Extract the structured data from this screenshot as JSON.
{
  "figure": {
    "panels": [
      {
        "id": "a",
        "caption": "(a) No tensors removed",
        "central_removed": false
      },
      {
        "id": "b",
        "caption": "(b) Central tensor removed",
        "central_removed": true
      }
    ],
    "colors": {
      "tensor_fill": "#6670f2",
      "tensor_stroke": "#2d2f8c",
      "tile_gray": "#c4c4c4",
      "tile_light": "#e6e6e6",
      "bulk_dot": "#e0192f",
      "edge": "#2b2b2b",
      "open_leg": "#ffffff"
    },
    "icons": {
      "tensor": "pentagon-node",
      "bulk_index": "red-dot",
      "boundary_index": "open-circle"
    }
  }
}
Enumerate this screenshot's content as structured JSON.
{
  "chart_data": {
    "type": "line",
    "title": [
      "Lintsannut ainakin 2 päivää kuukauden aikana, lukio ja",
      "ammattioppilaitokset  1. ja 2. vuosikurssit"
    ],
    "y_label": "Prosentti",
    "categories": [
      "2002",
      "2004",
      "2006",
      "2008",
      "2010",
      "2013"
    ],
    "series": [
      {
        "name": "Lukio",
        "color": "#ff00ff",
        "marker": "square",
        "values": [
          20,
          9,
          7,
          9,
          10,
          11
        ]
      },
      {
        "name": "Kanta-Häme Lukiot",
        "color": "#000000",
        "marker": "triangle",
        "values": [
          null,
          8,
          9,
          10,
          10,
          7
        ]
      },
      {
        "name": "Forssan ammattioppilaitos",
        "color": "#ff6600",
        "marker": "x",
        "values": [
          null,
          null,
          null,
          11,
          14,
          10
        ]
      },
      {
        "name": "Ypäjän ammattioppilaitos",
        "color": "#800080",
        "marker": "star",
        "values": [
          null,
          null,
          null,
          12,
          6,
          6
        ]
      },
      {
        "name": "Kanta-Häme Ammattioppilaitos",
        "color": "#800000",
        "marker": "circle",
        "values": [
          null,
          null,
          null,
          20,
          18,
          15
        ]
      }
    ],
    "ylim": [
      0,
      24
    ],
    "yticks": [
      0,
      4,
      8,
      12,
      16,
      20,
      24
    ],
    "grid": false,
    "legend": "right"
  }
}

○ ○ ○ ○

_Given problem_. Repeat every line of the data, exactly and in full.

_Exercise output_.
Extract the structured data from this screenshot as JSON.
{
  "figure": {
    "panels": [
      {
        "id": "a",
        "caption": "(a) No tensors removed",
        "central_removed": false
      },
      {
        "id": "b",
        "caption": "(b) Central tensor removed",
        "central_removed": true
      }
    ],
    "colors": {
      "tensor_fill": "#6670f2",
      "tensor_stroke": "#2d2f8c",
      "tile_gray": "#c4c4c4",
      "tile_light": "#e6e6e6",
      "bulk_dot": "#e0192f",
      "edge": "#2b2b2b",
      "open_leg": "#ffffff"
    },
    "icons": {
      "tensor": "pentagon-node",
      "bulk_index": "red-dot",
      "boundary_index": "open-circle"
    }
  }
}
Enumerate this screenshot's content as structured JSON.
{
  "chart_data": {
    "type": "line",
    "title": [
      "Lintsannut ainakin 2 päivää kuukauden aikana, lukio ja",
      "ammattioppilaitokset  1. ja 2. vuosikurssit"
    ],
    "y_label": "Prosentti",
    "categories": [
      "2002",
      "2004",
      "2006",
      "2008",
      "2010",
      "2013"
    ],
    "series": [
      {
        "name": "Lukio",
        "color": "#ff00ff",
        "marker": "square",
        "values": [
          20,
          9,
          7,
          9,
          10,
          11
        ]
      },
      {
        "name": "Kanta-Häme Lukiot",
        "color": "#000000",
        "marker": "triangle",
        "values": [
          null,
          8,
          9,
          10,
          10,
          7
        ]
      },
      {
        "name": "Forssan ammattioppilaitos",
        "color": "#ff6600",
        "marker": "x",
        "values": [
          null,
          null,
          null,
          11,
          14,
          10
        ]
      },
      {
        "name": "Ypäjän ammattioppilaitos",
        "color": "#800080",
        "marker": "star",
        "values": [
          null,
          null,
          null,
          12,
          6,
          6
        ]
      },
      {
        "name": "Kanta-Häme Ammattioppilaitos",
        "color": "#800000",
        "marker": "circle",
        "values": [
          null,
          null,
          null,
          20,
          18,
          15
        ]
      }
    ],
    "ylim": [
      0,
      24
    ],
    "yticks": [
      0,
      4,
      8,
      12,
      16,
      20,
      24
    ],
    "grid": false,
    "legend": "right"
  }
}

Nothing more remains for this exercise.